⟨
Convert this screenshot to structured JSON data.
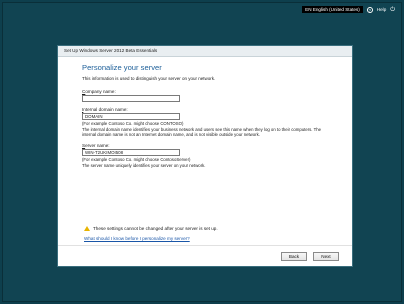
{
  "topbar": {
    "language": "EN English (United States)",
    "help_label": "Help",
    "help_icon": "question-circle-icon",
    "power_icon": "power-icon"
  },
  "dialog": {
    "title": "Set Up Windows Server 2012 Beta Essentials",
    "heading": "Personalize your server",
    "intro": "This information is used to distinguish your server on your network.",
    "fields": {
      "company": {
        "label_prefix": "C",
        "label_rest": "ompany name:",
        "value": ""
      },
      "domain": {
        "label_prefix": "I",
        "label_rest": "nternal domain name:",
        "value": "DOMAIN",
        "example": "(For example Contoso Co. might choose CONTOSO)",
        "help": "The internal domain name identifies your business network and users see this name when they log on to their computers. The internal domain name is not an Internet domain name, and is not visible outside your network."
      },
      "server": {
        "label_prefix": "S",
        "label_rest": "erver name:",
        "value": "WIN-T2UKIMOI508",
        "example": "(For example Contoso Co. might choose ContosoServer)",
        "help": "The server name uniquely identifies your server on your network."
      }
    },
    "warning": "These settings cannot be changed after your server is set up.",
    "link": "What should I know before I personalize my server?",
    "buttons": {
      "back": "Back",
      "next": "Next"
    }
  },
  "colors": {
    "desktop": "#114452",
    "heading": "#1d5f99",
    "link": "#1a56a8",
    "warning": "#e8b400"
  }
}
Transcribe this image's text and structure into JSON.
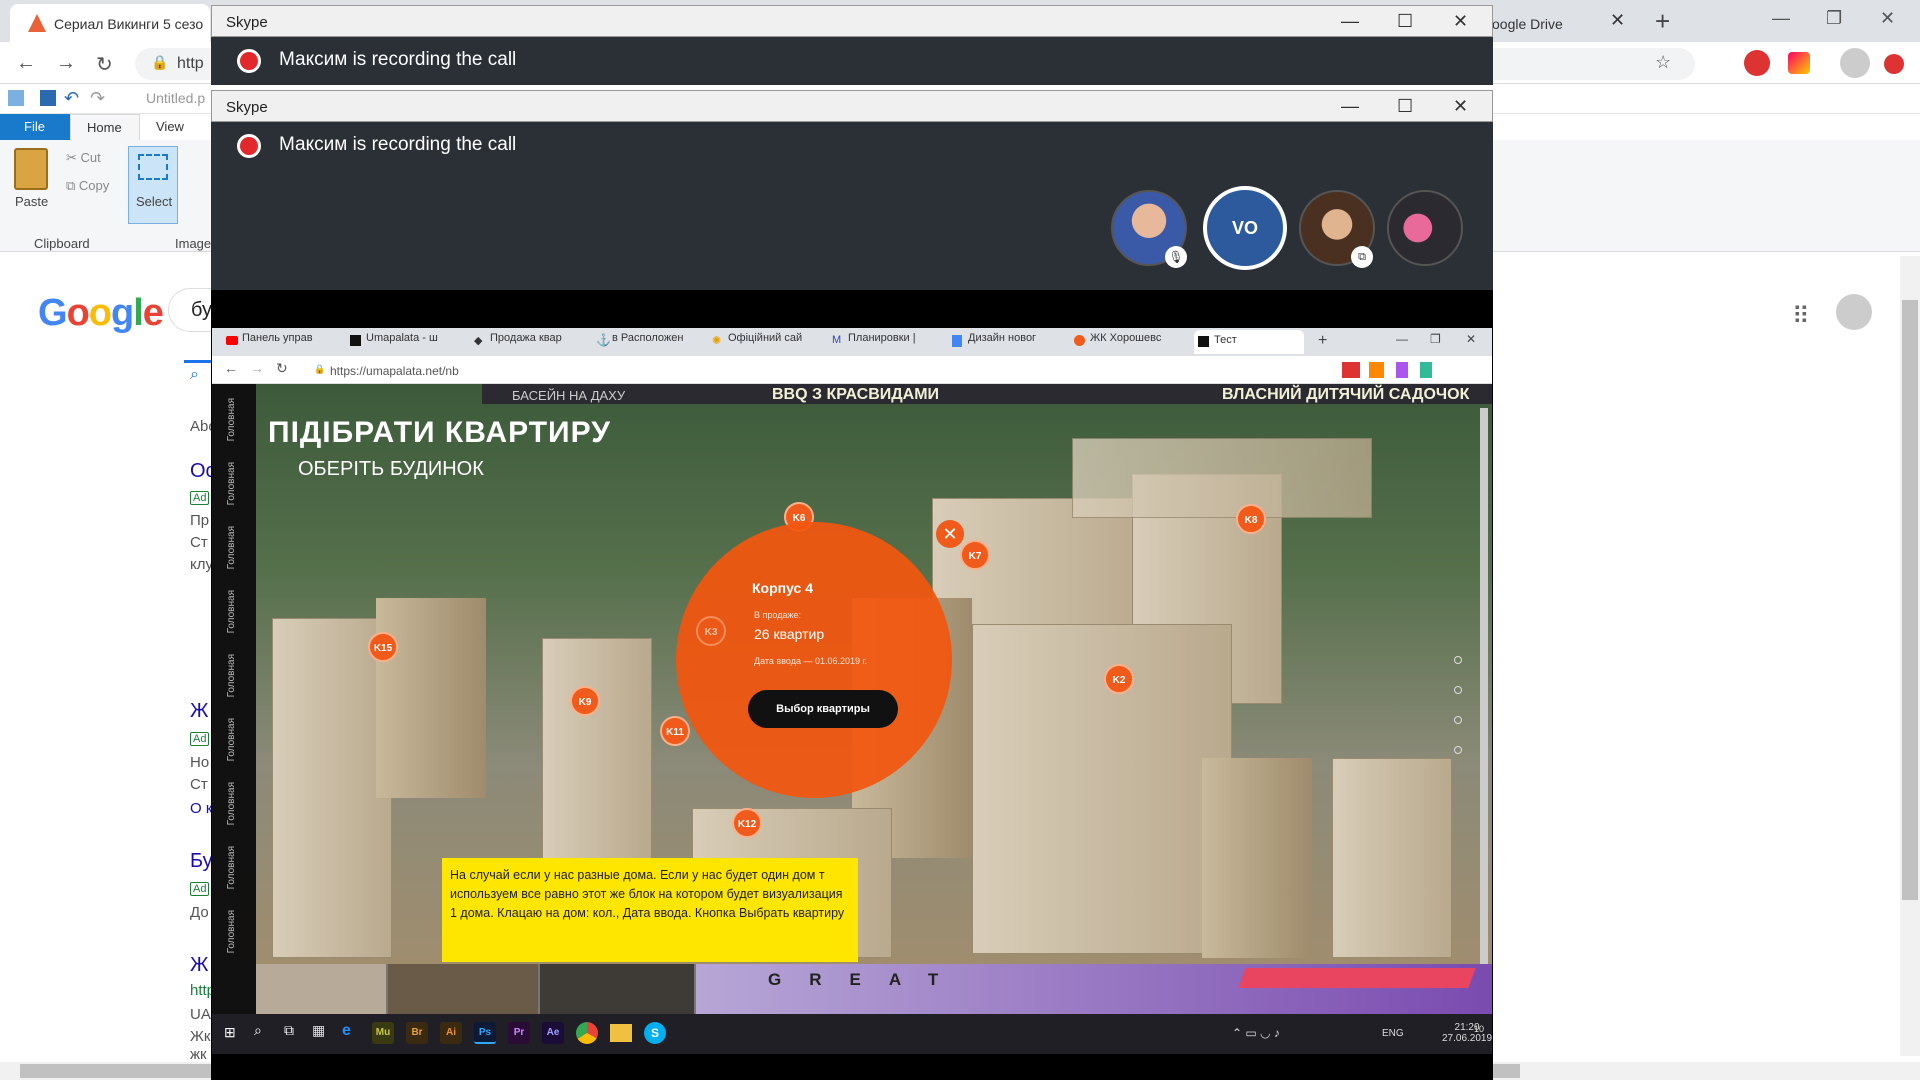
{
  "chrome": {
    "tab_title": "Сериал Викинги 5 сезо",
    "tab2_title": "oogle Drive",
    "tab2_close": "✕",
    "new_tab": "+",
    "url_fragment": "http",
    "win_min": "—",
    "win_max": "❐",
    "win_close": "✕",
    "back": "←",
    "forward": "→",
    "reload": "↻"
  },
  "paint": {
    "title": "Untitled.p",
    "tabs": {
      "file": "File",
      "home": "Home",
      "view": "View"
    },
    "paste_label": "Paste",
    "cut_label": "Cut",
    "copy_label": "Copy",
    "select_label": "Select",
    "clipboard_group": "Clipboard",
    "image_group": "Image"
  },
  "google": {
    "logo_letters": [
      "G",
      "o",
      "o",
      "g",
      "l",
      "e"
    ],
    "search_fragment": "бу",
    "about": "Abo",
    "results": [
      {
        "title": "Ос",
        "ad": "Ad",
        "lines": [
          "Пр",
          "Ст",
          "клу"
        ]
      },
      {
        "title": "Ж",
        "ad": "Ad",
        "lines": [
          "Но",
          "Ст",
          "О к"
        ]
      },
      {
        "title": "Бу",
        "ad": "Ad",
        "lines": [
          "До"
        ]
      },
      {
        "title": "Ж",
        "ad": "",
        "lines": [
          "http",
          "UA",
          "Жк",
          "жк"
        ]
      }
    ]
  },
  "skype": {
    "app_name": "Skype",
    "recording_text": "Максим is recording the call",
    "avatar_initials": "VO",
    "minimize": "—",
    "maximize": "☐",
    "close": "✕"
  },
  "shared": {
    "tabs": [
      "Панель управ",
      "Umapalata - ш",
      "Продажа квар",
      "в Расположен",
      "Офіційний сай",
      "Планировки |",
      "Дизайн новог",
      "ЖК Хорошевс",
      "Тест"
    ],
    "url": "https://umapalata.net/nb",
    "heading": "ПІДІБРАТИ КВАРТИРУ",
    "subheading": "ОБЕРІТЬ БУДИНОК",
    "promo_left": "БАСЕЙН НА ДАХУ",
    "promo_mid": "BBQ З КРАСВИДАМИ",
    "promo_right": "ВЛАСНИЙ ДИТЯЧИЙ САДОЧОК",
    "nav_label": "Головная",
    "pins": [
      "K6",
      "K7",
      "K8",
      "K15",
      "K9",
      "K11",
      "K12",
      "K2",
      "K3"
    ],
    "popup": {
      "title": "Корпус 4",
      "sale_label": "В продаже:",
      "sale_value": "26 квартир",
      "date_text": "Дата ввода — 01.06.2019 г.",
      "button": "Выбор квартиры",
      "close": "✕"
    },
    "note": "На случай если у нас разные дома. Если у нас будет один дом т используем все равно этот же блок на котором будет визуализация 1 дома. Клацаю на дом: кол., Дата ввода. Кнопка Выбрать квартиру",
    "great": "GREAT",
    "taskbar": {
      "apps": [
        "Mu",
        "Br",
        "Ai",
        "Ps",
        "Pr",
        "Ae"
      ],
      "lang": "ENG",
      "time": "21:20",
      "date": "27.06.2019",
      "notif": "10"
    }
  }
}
⟩
Problem to work on
In your copy of the listing above, reproduce each line exactly and omit all pictures.

Task result
Convert this screenshot to structured JSON data.
{
  "topbar": {
    "language": "EN English (United States)",
    "help_label": "Help",
    "help_icon": "question-circle-icon",
    "power_icon": "power-icon"
  },
  "dialog": {
    "title": "Set Up Windows Server 2012 Beta Essentials",
    "heading": "Personalize your server",
    "intro": "This information is used to distinguish your server on your network.",
    "fields": {
      "company": {
        "label_prefix": "C",
        "label_rest": "ompany name:",
        "value": ""
      },
      "domain": {
        "label_prefix": "I",
        "label_rest": "nternal domain name:",
        "value": "DOMAIN",
        "example": "(For example Contoso Co. might choose CONTOSO)",
        "help": "The internal domain name identifies your business network and users see this name when they log on to their computers. The internal domain name is not an Internet domain name, and is not visible outside your network."
      },
      "server": {
        "label_prefix": "S",
        "label_rest": "erver name:",
        "value": "WIN-T2UKIMOI508",
        "example": "(For example Contoso Co. might choose ContosoServer)",
        "help": "The server name uniquely identifies your server on your network."
      }
    },
    "warning": "These settings cannot be changed after your server is set up.",
    "link": "What should I know before I personalize my server?",
    "buttons": {
      "back": "Back",
      "next": "Next"
    }
  },
  "colors": {
    "desktop": "#114452",
    "heading": "#1d5f99",
    "link": "#1a56a8",
    "warning": "#e8b400"
  }
}
Transcribe this image's text and structure into JSON.
{
  "chrome": {
    "tab_title": "Сериал Викинги 5 сезо",
    "tab2_title": "oogle Drive",
    "tab2_close": "✕",
    "new_tab": "+",
    "url_fragment": "http",
    "win_min": "—",
    "win_max": "❐",
    "win_close": "✕",
    "back": "←",
    "forward": "→",
    "reload": "↻"
  },
  "paint": {
    "title": "Untitled.p",
    "tabs": {
      "file": "File",
      "home": "Home",
      "view": "View"
    },
    "paste_label": "Paste",
    "cut_label": "Cut",
    "copy_label": "Copy",
    "select_label": "Select",
    "clipboard_group": "Clipboard",
    "image_group": "Image"
  },
  "google": {
    "logo_letters": [
      "G",
      "o",
      "o",
      "g",
      "l",
      "e"
    ],
    "search_fragment": "бу",
    "about": "Abo",
    "results": [
      {
        "title": "Ос",
        "ad": "Ad",
        "lines": [
          "Пр",
          "Ст",
          "клу"
        ]
      },
      {
        "title": "Ж",
        "ad": "Ad",
        "lines": [
          "Но",
          "Ст",
          "О к"
        ]
      },
      {
        "title": "Бу",
        "ad": "Ad",
        "lines": [
          "До"
        ]
      },
      {
        "title": "Ж",
        "ad": "",
        "lines": [
          "http",
          "UA",
          "Жк",
          "жк"
        ]
      }
    ]
  },
  "skype": {
    "app_name": "Skype",
    "recording_text": "Максим is recording the call",
    "avatar_initials": "VO",
    "minimize": "—",
    "maximize": "☐",
    "close": "✕"
  },
  "shared": {
    "tabs": [
      "Панель управ",
      "Umapalata - ш",
      "Продажа квар",
      "в Расположен",
      "Офіційний сай",
      "Планировки |",
      "Дизайн новог",
      "ЖК Хорошевс",
      "Тест"
    ],
    "url": "https://umapalata.net/nb",
    "heading": "ПІДІБРАТИ КВАРТИРУ",
    "subheading": "ОБЕРІТЬ БУДИНОК",
    "promo_left": "БАСЕЙН НА ДАХУ",
    "promo_mid": "BBQ З КРАСВИДАМИ",
    "promo_right": "ВЛАСНИЙ ДИТЯЧИЙ САДОЧОК",
    "nav_label": "Головная",
    "pins": [
      "K6",
      "K7",
      "K8",
      "K15",
      "K9",
      "K11",
      "K12",
      "K2",
      "K3"
    ],
    "popup": {
      "title": "Корпус 4",
      "sale_label": "В продаже:",
      "sale_value": "26 квартир",
      "date_text": "Дата ввода — 01.06.2019 г.",
      "button": "Выбор квартиры",
      "close": "✕"
    },
    "note": "На случай если у нас разные дома. Если у нас будет один дом т используем все равно этот же блок на котором будет визуализация 1 дома. Клацаю на дом: кол., Дата ввода. Кнопка Выбрать квартиру",
    "great": "GREAT",
    "taskbar": {
      "apps": [
        "Mu",
        "Br",
        "Ai",
        "Ps",
        "Pr",
        "Ae"
      ],
      "lang": "ENG",
      "time": "21:20",
      "date": "27.06.2019",
      "notif": "10"
    }
  }
}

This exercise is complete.